Instrução 1 | Transcreva, do texto sobre os investimentos de Gates em emissões zero, o trecho de "Sua maior aposta" até "a sete anos.".
Instrução 2 | Segundo o texto sobre os investimentos de Gates em emissões zero, que combustível o reator da TerraPower utiliza?
Instrução 3 | Prossiga com o texto sobre os investimentos de Gates em emissões zero, começando após a última frase apresentada.

Trecho para leitura |
Qualquer inovação tecnológica proveniente dos Estados Unidos ou de outro lugar deve ser acessível o suficiente para que países como a Índia a adotem, ressalta Gates. No momento, os EUA são responsáveis por 14% das emissões mundiais. Se apenas os EUA chegarem a zero emissões de carbono, não resolveremos o problema globalmente.
Onde Gates está investindo
Gates diz no livro que colocou “mais de US$ 1 bilhão” em empresas que buscam emissões zero. Ao todo, ele diz à Forbes que são cerca de US$ 2 bilhões. O bilionário se descreve como talvez o maior financiador de tecnologias de captura de carbono do ar. Duas das empresas mais conhecidas em que ele investiu estão produzindo carnes vegetais: Impossible Foods e Beyond Meat. Ele classifica alguns de seus investimentos como filantrópicos, como o dinheiro que investiu em um modelo climático de código aberto que visa mostrar como a geração de eletricidade funcionará em longos períodos de clima adverso, quando a energia eólica e solar fossem fechadas.
Sua maior aposta tem sido na TerraPower, uma empresa de energia nuclear com um reator que usa urânio empobrecido como combustível. Gates fundou a empresa com alguns outros sócios há mais de uma década. Em 2017, a TerraPower formou uma joint venture com uma empresa chinesa e planejava produzir seu primeiro reator na China. Esse acordo foi negado pelo governo dos EUA, que no final de 2019 bloqueou a cooperação dos EUA com a China em energia nuclear civil. Agora, o plano é construir uma planta de demonstração em algum lugar dos EUA.
Sua esperança é que a planta de demonstração seja construída dentro de cinco a sete anos.
Gates também investiu em empresas de carbono zero por meio do Breakthrough Energy Ventures, um grupo que ele montou e lançou em dezembro de 2016. “Foi muito mais fácil arrecadar dinheiro do que eu esperava”, diz ele. “Fiz cerca de 22 ligações e recebi cerca de 20 ‘sim’ para o primeiro bilhão.” Os investidores incluem bilionários como Jeff Bezos, Vinod Khosla, John Arnold e John Doerr. Até agora, a investidora aportou 40 empresas; uma delas, a QuantumScape, que está desenvolvendo baterias de metal de lítio para veículos elétricos e ainda não tem receitas, se tornou pública por meio de um Spac em novembro passado. Embora muitas das empresas ainda estejam em um estágio inicial, Gates descreve algumas como “realmente selvagens”, incluindo a QuidNet, que está trabalhando para armazenar eletricidade bombeando água para poços subterrâneos sob pressão; quando a energia é necessária, a água é liberada e passa por uma turbina, gerando eletricidade.

Dados para análise |
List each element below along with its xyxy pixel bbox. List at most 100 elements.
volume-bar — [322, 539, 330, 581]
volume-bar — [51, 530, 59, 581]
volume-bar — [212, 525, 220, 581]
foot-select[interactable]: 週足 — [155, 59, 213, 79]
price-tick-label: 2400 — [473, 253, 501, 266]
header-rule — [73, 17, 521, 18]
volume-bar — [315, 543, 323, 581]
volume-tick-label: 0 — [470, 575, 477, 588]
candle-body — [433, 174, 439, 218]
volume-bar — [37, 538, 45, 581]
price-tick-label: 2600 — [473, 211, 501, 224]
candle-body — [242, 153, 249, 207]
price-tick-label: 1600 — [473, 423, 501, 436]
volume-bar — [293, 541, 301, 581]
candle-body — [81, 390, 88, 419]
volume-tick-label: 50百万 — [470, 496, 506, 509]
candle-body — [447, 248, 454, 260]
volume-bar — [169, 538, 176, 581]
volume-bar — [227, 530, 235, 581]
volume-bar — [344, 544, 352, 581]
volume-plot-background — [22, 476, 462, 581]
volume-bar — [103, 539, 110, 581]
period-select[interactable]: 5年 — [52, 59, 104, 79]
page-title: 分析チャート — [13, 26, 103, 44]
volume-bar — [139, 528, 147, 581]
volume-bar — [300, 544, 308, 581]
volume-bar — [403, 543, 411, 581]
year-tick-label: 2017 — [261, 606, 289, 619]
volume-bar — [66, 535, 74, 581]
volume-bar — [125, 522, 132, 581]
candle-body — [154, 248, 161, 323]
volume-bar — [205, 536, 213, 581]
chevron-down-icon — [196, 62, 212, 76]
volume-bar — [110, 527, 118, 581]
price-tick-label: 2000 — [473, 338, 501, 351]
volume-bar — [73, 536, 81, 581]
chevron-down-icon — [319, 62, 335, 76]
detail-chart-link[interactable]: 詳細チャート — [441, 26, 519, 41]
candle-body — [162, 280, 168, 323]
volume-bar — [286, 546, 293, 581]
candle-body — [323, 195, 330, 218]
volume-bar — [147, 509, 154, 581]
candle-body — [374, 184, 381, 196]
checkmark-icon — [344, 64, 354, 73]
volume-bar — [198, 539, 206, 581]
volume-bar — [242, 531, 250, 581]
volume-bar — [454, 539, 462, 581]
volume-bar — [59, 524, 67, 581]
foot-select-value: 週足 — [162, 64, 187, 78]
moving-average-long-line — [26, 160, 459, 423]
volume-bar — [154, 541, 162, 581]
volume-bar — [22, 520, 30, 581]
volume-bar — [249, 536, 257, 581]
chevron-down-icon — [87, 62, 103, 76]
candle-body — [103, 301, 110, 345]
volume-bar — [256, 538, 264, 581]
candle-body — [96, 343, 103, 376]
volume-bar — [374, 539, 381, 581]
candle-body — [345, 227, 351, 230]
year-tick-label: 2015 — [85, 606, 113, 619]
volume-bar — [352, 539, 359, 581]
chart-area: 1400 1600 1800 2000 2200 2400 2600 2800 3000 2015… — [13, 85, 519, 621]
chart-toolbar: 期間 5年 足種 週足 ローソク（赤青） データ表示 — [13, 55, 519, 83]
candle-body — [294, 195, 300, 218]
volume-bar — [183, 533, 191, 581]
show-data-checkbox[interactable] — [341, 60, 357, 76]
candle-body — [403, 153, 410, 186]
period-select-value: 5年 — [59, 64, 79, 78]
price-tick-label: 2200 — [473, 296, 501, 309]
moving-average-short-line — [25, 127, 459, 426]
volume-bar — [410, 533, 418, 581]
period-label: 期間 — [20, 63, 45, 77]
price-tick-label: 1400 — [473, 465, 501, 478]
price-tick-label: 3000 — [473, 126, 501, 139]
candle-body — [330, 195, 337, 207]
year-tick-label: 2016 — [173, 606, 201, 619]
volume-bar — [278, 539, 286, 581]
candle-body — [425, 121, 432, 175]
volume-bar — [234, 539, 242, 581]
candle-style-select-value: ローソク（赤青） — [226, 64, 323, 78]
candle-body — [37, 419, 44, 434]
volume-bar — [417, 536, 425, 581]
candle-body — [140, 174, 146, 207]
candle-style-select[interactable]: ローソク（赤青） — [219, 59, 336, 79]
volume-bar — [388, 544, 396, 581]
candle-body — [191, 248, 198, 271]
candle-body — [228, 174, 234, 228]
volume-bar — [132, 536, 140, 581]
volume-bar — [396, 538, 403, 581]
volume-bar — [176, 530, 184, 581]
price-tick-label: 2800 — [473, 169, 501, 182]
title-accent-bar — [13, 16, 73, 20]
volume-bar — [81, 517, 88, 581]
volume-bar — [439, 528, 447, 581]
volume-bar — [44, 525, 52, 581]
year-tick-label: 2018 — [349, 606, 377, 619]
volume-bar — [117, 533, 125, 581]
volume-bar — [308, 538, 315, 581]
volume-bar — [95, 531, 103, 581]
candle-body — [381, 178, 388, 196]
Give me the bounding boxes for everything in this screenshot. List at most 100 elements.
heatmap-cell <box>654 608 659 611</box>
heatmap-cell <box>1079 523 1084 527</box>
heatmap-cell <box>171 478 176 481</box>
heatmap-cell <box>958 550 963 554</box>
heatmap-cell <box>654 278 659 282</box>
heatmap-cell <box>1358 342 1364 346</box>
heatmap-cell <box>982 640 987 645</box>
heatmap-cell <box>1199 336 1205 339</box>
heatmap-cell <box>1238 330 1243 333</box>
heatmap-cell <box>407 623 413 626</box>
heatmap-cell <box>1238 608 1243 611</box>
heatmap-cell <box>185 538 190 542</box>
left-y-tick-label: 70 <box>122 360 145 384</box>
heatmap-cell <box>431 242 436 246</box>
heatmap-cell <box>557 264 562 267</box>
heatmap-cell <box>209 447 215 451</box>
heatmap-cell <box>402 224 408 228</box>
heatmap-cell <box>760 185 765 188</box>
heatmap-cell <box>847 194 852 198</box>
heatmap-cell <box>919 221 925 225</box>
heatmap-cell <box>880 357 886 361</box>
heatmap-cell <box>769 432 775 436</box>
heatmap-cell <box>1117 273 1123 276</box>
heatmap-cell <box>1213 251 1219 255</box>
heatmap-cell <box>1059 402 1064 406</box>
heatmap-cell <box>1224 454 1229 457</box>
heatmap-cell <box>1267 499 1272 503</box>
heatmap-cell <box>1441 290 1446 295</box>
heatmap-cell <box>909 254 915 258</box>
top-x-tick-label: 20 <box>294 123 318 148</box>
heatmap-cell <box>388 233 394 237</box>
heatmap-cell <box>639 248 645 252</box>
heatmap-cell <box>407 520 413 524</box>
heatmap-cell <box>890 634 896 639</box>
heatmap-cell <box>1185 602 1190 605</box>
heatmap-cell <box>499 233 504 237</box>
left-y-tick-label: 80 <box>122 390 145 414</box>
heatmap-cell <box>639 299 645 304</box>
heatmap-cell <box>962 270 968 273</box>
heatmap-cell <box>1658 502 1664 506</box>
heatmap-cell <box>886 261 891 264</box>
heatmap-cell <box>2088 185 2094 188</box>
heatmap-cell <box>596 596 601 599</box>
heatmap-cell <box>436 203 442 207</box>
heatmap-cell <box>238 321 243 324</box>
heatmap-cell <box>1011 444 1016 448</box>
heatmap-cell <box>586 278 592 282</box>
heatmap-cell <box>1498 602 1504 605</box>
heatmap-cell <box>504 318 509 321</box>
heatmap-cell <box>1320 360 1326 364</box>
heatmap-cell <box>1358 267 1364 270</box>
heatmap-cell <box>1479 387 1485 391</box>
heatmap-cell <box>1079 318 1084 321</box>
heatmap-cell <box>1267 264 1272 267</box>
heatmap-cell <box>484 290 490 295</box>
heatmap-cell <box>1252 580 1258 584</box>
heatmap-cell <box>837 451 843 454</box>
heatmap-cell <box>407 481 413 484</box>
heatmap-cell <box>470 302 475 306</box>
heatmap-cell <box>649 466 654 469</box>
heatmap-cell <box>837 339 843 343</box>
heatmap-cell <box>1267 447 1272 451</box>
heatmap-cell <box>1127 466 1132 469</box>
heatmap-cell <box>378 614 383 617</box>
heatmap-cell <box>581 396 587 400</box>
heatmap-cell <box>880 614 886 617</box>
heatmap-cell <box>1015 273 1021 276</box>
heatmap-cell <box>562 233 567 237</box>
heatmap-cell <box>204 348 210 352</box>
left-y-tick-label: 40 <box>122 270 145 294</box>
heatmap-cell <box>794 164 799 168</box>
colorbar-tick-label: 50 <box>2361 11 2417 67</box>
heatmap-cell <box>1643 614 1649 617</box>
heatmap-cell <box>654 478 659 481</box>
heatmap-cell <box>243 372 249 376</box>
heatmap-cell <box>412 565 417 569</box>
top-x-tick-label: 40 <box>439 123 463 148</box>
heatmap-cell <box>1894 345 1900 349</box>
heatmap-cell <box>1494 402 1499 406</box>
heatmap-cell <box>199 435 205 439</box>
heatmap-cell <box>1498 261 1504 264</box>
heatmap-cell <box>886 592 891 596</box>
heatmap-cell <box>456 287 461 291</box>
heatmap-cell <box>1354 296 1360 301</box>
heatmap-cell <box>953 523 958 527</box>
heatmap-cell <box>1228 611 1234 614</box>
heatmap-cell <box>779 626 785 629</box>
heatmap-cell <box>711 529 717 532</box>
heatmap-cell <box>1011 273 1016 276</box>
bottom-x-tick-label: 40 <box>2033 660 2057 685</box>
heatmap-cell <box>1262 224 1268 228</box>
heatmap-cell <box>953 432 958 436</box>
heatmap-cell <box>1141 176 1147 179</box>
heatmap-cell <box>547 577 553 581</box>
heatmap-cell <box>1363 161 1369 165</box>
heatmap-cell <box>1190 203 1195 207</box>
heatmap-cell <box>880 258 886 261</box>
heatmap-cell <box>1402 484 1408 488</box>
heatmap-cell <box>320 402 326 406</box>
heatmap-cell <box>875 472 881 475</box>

Resposta 1 |
Sua maior aposta tem sido na TerraPower, uma empresa de energia nuclear com um reator que usa urânio empobrecido como combustível. Gates fundou a empresa com alguns outros sócios há mais de uma década. Em 2017, a TerraPower formou uma joint venture com uma empresa chinesa e planejava produzir seu primeiro reator na China. Esse acordo foi negado pelo governo dos EUA, que no final de 2019 bloqueou a cooperação dos EUA com a China em energia nuclear civil. Agora, o plano é construir uma planta de demonstração em algum lugar dos EUA.
Sua esperança é que a planta de demonstração seja construída dentro de cinco a sete anos.

Resposta 2 | Urânio empobrecido.

Resposta 3 |
O Breakthrough Energy Ventures levantou outro fundo de US$ 1 bilhão em janeiro, com a maioria dos mesmos investidores iniciais e alguns recém-chegados. (Gates não revelou os nomes.) Ele diz que também é o maior investidor do fundo mais recente. O novo fundo buscará investir em mais processos industriais, como cimento de baixo carbono e produção de aço, bem como em tecnologias para capturar o carbono do ar, diz Gates.
Um dos outros investimentos de Gates que tem ido na contra seu foco em carbono zero. No início de fevereiro, o braço de investimento de Gates, Cascade, fez parceria com o Blackstone Group e a empresa de private equity Global Infrastructure Partners em um acordo de US$ 4,7 bilhões para comprar a Signature Aviation, a maior operadora mundial de bases de jatos particulares. As viagens em jatos particulares cresceram rapidamente durante a pandemia, mas essas viagens emitem uma grande quantidade de gases do efeito estufa. Como ele concilia o acordo com a premissa de seu livro? Um porta-voz de Gates não respondeu à pergunta.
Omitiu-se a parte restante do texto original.